> [MATERIAL PROVIDED]
┄┄┄┄┄┄
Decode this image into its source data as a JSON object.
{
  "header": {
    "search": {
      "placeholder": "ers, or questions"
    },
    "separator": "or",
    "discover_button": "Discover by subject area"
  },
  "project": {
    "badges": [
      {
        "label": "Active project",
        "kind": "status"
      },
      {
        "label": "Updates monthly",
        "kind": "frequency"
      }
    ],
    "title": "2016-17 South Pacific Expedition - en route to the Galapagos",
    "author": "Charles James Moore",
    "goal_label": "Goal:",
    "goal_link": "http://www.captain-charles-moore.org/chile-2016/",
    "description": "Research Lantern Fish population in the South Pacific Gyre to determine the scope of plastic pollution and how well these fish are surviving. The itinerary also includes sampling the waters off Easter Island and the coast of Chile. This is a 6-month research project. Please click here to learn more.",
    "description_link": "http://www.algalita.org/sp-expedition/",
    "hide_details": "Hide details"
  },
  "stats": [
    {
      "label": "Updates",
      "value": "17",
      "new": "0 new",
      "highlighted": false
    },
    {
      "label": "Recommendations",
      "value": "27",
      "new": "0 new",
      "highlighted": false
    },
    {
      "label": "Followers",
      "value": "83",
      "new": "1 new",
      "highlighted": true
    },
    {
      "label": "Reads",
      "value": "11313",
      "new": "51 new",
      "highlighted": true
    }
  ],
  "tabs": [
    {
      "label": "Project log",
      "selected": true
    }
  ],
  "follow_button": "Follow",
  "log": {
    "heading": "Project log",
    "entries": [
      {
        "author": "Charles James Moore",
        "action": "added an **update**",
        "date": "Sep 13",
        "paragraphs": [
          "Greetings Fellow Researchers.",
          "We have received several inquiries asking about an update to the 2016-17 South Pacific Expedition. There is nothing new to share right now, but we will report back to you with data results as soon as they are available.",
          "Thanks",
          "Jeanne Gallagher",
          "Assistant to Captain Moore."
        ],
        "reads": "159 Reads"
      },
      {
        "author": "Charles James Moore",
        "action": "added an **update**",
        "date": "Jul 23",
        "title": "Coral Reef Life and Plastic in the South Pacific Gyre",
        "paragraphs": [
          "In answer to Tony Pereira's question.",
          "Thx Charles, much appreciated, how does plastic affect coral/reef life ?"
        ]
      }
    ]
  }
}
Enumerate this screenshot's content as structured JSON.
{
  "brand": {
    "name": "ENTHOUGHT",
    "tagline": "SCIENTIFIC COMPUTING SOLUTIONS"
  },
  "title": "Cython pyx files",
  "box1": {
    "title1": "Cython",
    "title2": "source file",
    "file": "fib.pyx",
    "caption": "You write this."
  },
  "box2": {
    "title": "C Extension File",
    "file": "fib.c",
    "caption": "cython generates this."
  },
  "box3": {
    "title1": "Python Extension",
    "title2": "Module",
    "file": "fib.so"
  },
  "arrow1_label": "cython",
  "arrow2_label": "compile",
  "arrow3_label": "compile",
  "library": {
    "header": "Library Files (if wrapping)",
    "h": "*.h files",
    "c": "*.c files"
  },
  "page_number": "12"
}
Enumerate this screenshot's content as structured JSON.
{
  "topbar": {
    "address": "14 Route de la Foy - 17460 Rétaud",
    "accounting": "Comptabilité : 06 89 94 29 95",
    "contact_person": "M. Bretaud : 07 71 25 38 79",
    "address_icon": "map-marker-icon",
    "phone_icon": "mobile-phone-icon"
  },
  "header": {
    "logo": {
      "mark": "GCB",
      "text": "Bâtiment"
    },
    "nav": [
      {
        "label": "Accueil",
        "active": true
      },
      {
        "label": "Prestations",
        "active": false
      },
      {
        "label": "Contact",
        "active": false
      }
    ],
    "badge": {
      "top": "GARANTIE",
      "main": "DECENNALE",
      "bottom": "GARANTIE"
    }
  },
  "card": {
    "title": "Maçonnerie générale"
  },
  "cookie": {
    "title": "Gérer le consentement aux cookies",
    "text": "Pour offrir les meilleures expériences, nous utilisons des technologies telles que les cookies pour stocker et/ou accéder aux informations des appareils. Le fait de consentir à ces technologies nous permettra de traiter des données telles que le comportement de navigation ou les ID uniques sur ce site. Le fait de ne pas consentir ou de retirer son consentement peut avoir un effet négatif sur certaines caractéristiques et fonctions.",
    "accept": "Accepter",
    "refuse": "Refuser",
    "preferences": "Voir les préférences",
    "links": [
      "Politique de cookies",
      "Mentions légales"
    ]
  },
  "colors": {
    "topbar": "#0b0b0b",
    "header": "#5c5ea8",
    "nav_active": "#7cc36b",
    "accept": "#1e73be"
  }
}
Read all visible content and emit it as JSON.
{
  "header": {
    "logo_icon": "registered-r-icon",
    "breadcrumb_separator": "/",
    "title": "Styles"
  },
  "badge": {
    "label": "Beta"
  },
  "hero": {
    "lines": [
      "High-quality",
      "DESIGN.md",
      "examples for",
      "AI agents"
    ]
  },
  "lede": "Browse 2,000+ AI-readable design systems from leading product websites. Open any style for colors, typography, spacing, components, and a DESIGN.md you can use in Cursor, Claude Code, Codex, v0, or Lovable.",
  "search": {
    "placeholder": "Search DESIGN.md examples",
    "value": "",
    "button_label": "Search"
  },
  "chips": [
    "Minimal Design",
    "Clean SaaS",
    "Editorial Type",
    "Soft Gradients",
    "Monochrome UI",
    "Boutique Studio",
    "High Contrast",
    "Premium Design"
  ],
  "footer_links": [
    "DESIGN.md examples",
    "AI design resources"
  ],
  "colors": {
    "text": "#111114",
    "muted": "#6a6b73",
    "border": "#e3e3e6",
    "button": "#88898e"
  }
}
┄┄┄┄┄┄
> [SET EXERCISE]
State only the number of lines in these entries that contain "consentement".

> [EXERCISE RESULT]
2